━━━ Selected excerpt ━━━
**Theta13**

The value of the sine squared of two times Theta13 are as follows (collapsing errors with multiple components by adding in quadrature):

Daya Bay: 0.084 +/- 0.005

Reno: 0.101 +/- 0.0128

Reno (n-H ISD method): 0.095 +/- 0.029

Double Chooz (primary result): 0.09 +/- 0.03

Double Choosz (alternate method): 0.06 +/- 0.04

Combining the results by weighting them relative to the inverse of their margin of error (the technique used by the Particle Data Group to get its world averages), produces a Neutrino 2014 average of 0.0875, which corresponds to Theta13 of 8.6 degrees (0.15 radians). The results are inconsistent with zero at far more than a five sigma discovery threshold and have been for years.

I don't have the precise margin of error but it is probably fairly similar to the Daya Bay margin of error that dominates the average result (with a 54% weight). All of the new results are consistent with the Neutrino 2014 average within two sigma.

This compares to a best estimate of 9.1 +/- 0.6 degrees of April 3, 2013 and of 8.9 degrees in a June 28, 2012 paper (both reported in the PMNS matrix entry at Wikipedia).

Thus, the estimates of this PMNS matrix parameter have stabilized at the low end of the range allowed by recent experimental measurements, and have reached almost 6% precision. This foundation will make it easier to determine the still unknown neutrino property parameters (e.g, the CP violation phase, the question of whether the neutrino mass matrix is normal or inverted).
━━━ Recorded information ━━━
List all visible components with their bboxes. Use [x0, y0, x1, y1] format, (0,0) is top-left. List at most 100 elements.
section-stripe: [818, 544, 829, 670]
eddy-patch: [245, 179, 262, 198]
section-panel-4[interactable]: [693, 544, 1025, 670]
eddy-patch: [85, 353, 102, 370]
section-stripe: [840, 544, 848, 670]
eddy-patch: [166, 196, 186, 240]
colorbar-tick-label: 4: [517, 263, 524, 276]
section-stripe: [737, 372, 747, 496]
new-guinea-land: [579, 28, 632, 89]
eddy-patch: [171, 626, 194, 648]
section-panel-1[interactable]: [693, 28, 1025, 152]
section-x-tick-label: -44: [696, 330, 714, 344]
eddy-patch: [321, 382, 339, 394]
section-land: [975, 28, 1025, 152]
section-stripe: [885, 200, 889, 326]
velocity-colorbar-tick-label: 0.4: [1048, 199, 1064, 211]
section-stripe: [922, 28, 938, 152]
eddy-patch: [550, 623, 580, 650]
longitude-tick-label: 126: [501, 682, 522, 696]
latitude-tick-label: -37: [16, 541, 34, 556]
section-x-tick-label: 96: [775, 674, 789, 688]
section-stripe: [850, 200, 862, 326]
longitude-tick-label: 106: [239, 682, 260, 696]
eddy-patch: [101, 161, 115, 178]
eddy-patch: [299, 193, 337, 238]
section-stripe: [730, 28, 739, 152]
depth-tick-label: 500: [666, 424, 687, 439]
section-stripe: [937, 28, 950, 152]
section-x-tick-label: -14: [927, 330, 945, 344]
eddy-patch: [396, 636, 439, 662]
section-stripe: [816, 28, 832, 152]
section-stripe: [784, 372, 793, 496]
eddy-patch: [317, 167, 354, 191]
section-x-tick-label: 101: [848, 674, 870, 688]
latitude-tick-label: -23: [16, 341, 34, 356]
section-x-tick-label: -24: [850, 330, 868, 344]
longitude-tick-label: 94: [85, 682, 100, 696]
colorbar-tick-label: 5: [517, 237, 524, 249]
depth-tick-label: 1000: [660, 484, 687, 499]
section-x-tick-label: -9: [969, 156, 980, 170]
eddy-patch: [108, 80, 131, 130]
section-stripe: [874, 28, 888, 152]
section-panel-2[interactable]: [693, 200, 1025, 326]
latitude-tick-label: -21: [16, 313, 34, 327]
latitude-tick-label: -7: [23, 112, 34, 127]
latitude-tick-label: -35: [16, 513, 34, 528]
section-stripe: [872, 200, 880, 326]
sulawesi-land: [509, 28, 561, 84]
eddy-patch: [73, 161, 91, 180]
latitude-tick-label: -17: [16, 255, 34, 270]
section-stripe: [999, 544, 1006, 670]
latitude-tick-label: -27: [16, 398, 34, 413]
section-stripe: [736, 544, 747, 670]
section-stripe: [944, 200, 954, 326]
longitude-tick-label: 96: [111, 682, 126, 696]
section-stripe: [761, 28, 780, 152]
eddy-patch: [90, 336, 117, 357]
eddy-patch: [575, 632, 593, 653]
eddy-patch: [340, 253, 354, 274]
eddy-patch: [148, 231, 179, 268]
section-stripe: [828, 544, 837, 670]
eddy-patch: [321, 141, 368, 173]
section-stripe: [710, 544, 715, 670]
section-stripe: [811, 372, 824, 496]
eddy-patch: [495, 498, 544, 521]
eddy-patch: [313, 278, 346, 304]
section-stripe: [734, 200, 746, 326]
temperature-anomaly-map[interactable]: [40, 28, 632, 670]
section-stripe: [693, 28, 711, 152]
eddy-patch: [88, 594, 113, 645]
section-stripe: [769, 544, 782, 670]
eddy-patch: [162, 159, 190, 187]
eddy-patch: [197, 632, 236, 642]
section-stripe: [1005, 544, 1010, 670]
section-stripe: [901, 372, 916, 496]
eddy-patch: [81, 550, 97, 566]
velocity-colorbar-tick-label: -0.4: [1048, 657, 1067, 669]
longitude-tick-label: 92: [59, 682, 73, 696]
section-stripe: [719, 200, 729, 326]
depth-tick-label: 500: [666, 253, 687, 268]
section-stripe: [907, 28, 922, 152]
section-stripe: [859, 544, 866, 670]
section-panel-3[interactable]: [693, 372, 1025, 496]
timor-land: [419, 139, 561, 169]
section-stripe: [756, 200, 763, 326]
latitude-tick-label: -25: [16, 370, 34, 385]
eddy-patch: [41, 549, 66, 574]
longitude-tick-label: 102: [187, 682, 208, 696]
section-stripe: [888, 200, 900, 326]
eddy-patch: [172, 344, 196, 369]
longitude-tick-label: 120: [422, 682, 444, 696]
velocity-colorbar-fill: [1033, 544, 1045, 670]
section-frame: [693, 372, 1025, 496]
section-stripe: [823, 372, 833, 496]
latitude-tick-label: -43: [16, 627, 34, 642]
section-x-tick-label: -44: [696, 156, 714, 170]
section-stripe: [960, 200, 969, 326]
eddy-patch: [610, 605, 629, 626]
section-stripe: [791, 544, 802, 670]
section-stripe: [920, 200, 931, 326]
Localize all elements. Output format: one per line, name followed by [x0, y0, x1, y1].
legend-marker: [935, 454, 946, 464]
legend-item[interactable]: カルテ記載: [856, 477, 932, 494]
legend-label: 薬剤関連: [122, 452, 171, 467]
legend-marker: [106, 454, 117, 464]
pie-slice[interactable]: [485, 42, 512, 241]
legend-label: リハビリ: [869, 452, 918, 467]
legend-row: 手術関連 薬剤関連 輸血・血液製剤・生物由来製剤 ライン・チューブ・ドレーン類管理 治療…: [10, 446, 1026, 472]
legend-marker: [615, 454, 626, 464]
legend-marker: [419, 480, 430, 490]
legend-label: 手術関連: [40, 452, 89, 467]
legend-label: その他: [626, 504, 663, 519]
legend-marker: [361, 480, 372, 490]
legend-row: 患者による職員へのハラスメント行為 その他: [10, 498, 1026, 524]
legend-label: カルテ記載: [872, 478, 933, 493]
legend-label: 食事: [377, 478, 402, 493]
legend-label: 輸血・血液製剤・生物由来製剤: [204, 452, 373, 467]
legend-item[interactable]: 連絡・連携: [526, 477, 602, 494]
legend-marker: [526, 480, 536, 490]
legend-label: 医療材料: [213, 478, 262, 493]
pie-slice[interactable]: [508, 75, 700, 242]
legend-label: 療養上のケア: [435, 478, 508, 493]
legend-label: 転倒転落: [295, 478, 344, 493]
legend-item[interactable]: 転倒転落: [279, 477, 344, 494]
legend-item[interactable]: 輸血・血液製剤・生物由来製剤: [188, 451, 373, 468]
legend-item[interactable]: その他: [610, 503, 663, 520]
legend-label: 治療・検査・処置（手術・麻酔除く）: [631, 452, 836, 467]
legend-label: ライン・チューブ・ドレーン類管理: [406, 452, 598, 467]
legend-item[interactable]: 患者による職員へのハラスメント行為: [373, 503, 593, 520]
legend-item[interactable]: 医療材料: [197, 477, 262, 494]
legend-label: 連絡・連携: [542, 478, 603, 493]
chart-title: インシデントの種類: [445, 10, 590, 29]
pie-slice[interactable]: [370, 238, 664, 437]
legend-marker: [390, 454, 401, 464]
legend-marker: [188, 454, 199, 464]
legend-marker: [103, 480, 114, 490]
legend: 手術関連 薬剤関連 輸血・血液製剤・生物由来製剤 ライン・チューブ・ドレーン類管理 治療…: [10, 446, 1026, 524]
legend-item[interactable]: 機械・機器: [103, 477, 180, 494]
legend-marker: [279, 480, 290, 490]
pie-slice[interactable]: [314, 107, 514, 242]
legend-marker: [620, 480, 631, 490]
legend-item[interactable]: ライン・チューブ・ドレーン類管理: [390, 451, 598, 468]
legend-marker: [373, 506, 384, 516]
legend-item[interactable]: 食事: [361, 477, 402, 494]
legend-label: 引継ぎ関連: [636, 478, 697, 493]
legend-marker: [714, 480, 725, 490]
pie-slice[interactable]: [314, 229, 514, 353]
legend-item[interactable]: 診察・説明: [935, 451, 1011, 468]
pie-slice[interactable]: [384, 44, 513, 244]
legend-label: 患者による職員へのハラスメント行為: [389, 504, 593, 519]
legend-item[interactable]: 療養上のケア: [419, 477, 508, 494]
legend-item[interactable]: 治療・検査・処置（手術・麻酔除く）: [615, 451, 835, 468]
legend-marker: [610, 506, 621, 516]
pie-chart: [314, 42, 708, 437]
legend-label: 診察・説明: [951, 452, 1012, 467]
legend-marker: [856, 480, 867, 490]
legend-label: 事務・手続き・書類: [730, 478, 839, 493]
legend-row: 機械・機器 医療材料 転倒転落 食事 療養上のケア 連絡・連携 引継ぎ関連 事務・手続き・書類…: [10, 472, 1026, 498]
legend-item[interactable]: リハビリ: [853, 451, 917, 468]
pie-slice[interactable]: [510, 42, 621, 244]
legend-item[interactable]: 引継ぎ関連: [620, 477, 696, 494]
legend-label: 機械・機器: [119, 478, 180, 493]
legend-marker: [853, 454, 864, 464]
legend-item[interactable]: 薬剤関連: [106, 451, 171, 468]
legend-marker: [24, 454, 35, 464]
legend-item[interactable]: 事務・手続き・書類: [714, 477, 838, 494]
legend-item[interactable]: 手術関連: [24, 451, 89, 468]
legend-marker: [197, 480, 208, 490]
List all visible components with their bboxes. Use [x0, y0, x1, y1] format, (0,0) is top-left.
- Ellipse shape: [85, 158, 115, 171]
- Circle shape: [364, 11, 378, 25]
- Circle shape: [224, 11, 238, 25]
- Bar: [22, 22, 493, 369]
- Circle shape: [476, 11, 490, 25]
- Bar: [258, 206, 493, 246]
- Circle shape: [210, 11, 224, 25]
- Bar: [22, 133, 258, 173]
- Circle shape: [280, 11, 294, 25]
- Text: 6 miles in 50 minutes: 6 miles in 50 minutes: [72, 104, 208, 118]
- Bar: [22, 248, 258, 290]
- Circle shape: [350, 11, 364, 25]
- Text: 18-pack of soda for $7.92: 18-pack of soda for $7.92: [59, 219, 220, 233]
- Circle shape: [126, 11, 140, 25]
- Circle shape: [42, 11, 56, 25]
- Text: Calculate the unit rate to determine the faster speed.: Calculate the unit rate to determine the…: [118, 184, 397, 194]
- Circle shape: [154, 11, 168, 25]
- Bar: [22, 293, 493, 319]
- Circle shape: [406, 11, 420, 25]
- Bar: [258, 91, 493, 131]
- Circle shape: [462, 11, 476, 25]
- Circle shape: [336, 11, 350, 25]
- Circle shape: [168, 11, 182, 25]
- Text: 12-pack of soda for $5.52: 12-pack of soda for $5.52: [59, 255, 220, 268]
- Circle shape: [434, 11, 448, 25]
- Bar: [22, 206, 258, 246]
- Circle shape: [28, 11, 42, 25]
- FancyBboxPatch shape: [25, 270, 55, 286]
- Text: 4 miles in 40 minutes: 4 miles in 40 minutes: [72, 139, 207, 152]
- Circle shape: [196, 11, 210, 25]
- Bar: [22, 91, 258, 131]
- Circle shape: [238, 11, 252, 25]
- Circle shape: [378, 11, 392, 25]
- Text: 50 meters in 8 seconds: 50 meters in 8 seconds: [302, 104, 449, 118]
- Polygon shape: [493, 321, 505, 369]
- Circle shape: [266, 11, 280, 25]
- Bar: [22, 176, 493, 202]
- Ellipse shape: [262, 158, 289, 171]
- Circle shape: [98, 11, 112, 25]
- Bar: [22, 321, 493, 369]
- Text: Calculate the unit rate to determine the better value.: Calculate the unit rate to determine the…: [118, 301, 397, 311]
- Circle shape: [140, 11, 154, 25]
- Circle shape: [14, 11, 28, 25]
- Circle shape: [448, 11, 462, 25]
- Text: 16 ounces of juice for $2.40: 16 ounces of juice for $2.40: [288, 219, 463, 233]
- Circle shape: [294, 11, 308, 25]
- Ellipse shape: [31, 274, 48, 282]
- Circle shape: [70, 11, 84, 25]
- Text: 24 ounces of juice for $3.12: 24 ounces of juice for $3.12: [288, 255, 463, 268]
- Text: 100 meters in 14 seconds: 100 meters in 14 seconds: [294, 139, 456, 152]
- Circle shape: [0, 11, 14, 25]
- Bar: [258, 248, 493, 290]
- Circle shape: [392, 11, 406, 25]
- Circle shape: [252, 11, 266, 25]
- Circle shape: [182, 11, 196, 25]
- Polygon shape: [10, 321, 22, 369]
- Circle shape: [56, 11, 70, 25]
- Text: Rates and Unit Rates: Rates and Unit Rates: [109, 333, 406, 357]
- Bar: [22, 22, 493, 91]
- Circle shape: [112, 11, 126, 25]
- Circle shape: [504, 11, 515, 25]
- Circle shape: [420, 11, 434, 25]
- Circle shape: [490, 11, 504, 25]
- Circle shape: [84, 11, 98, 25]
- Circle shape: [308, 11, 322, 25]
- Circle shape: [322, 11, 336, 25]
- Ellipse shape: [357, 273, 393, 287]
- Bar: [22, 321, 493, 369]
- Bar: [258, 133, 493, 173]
━━━
§ **Objective**: Carry on the text about Theta13 measurements from its last sentence. The lines of data have no connection to the text on the neutrino mixing angle Theta13.

§ **Task result**:
Tri-bi-maximal neutrino mixing (which assumes that Theta13 is zero), which is theoretically popular, has been empirically falsified.

The difference in mass squared between the second and third mass state in a normal hierarchy is 2.39+0.10/-0.11*10^-3 meV^2 at Daya Bay and 2.37+0.09/-0.09*10^-3 meV^2 at MINOS. In an inverted hierarchy it is -2.49+0.10/-0.11*10^-3 meV^2 at Daya Bay and -2.41+0.11/-0.09*10^-3 meV^2 at MINOS. The two sets of results are consistent with each other at less than a one sigma level.

This translates to about a 48.8 meV mass difference in a normal hierarchy and 49.5 meV in an inverted mass hierarchy.

**Theta12**

A combination of KamLand and solar data presented at the Conference shows sine squared of Theta12 to be 0.308+/-0.013 which corresponds to 33.7 +/- 0.8 degrees (a 2.4% precision).

The delta mass squared difference between states 1 and 2 of (7.5+0.19/-0.17)*10^-5 eV^2 (which implies an absolute value of the mass difference of 8.66+11/-0.10 meV). Thus the mass difference between the first and second states has a +/- 1 standard deviation confidence interval of 8.56-8.77 meV.

Both results are generally consistent with previous estimates.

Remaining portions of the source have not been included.